PROVIDED INFORMATION:
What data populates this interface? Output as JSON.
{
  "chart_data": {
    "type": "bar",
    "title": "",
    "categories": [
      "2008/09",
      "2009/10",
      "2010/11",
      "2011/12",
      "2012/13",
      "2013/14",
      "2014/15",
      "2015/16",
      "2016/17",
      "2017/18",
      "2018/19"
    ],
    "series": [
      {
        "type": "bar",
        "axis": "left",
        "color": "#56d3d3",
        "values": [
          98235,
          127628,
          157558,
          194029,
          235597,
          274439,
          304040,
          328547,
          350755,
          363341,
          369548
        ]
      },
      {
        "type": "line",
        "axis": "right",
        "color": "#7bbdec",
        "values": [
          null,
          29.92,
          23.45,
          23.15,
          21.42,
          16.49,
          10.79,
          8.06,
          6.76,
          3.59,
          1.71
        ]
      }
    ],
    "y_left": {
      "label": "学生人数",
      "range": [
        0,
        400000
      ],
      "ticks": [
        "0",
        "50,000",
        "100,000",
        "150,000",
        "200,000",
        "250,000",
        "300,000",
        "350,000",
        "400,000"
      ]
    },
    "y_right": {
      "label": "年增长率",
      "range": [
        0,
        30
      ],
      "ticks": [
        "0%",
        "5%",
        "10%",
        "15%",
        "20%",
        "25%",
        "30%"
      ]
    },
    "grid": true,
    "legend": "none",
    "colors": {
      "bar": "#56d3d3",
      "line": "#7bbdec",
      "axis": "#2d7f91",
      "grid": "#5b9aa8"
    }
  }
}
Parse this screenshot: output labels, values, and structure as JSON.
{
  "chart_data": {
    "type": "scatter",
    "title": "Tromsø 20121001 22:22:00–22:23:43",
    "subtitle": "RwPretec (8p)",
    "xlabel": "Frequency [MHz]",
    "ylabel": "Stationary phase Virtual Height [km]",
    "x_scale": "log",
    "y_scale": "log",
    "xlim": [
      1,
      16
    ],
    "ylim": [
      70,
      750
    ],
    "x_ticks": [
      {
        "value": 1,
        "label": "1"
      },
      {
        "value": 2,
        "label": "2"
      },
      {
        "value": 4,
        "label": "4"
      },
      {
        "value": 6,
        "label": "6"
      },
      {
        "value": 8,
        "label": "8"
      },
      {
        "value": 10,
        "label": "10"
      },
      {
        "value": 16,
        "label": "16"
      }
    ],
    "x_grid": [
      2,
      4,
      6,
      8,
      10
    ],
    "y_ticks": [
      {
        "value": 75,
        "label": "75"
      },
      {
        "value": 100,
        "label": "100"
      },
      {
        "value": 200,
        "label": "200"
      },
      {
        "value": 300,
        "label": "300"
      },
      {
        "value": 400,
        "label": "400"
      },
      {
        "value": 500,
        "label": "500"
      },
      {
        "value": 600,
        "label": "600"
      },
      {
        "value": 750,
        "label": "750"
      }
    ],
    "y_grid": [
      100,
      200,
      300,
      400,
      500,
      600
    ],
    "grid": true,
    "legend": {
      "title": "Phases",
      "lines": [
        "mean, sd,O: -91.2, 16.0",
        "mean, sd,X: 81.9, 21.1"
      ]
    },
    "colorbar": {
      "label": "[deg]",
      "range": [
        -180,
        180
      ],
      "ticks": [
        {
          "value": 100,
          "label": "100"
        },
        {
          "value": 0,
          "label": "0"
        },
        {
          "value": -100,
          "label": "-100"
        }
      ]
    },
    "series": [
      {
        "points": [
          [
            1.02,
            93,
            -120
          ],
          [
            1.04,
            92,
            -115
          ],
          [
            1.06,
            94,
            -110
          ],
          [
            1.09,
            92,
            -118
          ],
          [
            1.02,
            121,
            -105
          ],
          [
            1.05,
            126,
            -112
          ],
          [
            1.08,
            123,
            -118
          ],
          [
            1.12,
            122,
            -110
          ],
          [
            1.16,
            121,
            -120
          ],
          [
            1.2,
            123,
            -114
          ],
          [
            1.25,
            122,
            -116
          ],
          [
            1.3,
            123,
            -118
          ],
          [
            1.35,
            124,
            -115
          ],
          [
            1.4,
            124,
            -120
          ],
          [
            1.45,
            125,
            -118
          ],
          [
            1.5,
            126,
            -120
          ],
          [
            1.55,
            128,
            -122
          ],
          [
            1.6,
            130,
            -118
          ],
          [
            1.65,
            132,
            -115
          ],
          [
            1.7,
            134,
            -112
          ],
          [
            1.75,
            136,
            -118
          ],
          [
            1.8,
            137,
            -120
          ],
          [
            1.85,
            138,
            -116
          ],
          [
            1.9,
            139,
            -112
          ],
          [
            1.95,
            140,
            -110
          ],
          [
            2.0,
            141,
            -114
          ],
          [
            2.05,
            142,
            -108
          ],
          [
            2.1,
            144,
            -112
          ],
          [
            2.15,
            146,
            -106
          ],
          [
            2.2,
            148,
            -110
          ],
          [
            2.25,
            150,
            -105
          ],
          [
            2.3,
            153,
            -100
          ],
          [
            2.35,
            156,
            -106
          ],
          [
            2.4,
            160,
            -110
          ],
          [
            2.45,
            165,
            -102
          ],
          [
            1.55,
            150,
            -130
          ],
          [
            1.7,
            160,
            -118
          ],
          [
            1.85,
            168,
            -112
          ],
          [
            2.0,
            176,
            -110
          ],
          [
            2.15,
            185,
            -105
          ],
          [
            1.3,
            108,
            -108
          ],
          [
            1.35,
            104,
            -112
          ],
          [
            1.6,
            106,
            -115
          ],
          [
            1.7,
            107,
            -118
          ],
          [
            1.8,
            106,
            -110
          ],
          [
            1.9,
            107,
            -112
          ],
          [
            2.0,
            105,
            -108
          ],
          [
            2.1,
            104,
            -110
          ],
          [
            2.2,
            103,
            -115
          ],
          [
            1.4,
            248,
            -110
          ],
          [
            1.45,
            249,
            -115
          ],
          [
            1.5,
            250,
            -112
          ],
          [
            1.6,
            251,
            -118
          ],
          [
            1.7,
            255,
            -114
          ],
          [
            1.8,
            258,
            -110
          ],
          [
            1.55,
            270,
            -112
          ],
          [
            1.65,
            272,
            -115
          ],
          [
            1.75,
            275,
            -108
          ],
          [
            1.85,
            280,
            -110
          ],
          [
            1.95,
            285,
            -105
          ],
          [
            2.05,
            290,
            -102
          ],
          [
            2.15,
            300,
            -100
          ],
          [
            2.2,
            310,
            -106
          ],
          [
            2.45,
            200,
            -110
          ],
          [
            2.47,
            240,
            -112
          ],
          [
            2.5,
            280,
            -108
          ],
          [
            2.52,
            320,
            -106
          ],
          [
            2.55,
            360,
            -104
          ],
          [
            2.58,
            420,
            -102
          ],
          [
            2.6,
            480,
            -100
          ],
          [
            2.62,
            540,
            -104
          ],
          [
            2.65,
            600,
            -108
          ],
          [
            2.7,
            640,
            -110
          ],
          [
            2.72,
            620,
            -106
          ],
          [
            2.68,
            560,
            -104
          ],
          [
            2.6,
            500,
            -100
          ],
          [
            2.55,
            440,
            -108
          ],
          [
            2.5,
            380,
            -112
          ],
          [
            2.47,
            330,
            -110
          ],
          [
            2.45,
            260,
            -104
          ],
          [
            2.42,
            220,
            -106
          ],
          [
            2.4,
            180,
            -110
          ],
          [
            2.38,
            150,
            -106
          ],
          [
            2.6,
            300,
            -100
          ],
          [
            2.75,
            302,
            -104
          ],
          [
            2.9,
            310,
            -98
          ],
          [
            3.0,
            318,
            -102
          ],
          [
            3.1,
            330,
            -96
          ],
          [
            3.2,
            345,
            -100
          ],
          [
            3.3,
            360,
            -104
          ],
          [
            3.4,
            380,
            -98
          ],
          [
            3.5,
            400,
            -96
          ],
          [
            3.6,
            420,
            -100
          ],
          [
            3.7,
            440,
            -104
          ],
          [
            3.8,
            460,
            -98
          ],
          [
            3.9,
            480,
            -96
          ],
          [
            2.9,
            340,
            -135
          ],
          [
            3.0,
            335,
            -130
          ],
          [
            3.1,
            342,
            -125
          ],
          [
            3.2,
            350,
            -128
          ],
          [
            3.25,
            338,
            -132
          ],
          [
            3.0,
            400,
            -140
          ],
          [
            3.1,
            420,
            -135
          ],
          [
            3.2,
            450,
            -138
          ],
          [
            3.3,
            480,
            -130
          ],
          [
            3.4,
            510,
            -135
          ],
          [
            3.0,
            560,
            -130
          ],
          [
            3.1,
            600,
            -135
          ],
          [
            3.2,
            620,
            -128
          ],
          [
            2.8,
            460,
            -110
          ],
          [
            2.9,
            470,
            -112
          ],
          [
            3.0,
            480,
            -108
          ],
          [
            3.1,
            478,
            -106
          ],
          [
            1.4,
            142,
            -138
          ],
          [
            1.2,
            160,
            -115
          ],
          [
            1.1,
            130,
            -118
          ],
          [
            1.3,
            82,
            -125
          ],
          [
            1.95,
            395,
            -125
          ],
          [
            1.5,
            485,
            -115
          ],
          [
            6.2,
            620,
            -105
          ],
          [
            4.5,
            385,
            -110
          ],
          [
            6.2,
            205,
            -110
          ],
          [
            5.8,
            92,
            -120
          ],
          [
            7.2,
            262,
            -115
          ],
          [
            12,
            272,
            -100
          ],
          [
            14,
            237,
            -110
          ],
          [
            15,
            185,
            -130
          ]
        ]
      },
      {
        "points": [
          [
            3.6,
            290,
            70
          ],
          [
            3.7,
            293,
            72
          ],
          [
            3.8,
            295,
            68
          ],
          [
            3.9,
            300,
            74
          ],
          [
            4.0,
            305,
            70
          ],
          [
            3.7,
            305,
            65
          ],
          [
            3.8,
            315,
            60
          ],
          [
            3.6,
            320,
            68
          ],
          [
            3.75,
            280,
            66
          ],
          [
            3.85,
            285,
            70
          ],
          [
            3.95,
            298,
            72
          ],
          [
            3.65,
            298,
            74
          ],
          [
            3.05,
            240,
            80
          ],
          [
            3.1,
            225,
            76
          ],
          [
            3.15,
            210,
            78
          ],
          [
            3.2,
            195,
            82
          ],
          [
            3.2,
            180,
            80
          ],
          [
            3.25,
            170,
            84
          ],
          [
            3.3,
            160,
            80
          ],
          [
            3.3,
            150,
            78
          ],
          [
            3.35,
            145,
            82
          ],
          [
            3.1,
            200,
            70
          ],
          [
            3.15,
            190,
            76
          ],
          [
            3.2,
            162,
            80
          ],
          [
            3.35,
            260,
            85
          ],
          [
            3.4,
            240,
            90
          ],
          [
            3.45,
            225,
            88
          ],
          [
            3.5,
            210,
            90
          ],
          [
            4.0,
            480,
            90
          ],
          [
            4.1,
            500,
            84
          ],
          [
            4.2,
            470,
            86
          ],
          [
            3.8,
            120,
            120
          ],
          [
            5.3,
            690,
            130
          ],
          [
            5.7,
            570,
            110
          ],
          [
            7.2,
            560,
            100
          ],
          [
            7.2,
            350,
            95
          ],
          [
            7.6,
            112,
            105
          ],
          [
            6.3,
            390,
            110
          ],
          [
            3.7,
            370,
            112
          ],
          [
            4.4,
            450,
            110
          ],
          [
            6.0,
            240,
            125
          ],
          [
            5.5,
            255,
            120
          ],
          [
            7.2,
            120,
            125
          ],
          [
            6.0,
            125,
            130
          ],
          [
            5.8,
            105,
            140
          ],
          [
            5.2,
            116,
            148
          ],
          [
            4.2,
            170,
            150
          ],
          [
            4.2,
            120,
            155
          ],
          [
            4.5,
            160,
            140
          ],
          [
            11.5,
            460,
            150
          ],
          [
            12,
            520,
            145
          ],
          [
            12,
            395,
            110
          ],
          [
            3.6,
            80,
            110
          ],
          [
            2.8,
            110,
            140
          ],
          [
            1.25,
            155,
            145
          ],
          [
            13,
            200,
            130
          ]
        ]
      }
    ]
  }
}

TASK PROMPT: Where a line contains "this", copy that line.

THE REPLY:
What data populates this interface? Output as JSON.
Parse this screenshot: output labels, values, and structure as JSON.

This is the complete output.